* start *
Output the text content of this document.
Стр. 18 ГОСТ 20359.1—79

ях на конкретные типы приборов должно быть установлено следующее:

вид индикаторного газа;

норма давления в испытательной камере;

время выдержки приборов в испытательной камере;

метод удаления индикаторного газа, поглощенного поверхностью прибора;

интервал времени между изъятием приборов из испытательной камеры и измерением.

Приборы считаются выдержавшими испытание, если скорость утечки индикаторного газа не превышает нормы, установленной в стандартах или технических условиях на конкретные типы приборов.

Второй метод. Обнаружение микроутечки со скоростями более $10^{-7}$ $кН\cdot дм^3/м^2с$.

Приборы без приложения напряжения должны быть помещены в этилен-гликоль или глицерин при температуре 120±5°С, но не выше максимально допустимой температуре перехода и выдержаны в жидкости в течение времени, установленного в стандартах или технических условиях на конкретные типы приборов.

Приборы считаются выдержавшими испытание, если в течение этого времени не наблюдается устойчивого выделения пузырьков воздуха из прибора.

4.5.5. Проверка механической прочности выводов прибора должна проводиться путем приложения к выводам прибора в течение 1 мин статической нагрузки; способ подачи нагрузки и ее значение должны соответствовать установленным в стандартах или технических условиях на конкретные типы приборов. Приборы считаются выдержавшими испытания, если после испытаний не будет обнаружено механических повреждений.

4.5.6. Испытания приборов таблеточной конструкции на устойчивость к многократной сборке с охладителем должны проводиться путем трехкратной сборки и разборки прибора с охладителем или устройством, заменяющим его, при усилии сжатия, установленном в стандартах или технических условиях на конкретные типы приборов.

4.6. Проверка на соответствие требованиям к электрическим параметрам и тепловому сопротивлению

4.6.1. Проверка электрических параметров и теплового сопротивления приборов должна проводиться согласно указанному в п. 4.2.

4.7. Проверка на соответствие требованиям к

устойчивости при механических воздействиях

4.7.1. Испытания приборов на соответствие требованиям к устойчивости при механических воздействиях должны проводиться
* end *
* start *
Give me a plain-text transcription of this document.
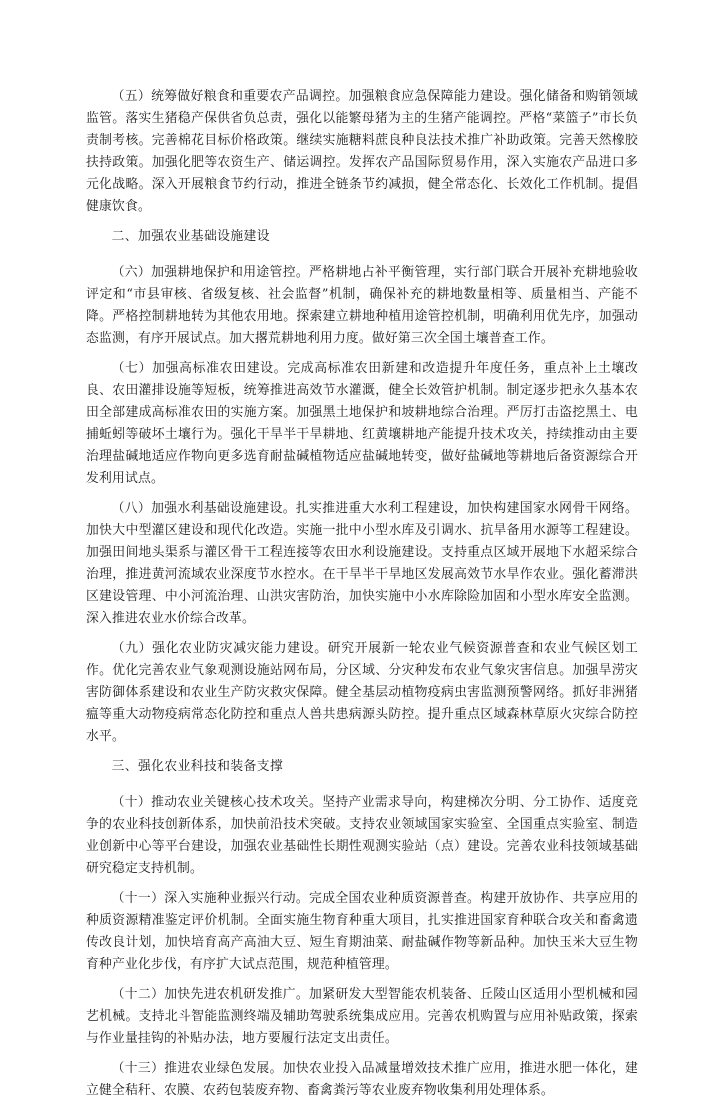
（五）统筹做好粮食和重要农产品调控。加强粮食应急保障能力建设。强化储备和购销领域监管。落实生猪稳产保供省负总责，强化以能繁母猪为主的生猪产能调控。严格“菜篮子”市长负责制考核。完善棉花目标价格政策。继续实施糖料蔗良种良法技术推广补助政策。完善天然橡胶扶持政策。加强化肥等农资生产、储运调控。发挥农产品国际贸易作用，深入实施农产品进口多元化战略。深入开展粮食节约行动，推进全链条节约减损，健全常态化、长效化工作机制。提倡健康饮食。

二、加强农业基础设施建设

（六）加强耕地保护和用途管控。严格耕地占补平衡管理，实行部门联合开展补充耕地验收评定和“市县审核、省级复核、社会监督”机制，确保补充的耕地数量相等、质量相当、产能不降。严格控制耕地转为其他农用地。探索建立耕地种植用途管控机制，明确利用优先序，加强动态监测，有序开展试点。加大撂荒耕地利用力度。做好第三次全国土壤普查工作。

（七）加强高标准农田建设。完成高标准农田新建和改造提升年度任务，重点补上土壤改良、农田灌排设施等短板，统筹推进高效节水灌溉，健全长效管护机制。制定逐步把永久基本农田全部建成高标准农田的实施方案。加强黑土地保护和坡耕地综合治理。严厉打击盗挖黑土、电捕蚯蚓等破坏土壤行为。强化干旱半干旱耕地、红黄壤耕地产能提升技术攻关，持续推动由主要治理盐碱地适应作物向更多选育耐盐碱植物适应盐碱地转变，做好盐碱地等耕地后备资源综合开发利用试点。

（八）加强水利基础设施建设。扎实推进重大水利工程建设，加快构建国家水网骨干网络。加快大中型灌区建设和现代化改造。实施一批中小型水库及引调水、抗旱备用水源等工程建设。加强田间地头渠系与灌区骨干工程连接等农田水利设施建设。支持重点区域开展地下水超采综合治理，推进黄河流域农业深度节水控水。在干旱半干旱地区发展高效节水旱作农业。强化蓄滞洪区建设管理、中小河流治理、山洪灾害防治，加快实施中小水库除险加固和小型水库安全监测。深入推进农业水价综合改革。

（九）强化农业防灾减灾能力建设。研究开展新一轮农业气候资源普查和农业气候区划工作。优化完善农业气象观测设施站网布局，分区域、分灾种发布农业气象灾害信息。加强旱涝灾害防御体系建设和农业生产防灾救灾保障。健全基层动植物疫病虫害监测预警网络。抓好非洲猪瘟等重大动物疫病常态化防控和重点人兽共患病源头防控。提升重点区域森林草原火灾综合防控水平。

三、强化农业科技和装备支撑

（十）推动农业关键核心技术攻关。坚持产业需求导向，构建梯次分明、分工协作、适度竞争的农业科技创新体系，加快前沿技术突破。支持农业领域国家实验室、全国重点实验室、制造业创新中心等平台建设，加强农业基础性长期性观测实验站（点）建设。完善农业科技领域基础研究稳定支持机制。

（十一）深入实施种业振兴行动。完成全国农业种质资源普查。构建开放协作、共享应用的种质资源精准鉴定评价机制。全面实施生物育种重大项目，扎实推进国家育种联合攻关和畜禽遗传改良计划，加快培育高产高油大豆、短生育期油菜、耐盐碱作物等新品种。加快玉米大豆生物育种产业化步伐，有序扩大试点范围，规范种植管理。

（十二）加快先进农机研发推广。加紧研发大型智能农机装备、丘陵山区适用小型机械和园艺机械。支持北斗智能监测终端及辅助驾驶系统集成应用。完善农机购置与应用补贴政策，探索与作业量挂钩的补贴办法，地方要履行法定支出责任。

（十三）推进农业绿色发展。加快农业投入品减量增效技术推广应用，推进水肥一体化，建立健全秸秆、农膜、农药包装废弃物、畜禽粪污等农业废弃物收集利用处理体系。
* end *
* start *
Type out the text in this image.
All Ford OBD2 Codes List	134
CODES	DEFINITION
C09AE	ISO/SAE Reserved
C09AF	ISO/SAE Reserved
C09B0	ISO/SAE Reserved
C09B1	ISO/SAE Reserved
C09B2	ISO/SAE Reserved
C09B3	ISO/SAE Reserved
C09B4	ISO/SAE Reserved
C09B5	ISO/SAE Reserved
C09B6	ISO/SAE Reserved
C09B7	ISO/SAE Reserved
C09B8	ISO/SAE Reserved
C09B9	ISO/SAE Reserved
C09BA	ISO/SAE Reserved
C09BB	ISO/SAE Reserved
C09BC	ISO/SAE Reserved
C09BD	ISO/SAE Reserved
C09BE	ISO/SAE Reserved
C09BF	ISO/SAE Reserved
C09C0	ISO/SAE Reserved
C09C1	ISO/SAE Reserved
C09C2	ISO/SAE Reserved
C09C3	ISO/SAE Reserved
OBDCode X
* end *
### TASK DESCRIPTION
From the listing above, collect each line in which the string "индикаторного" appears.

### COMPLETE OUTPUT
вид индикаторного газа;
метод удаления индикаторного газа, поглощенного поверхностью прибора;
Приборы считаются выдержавшими испытание, если скорость утечки индикаторного газа не превышает нормы, установленной в стандартах или технических условиях на конкретные типы приборов.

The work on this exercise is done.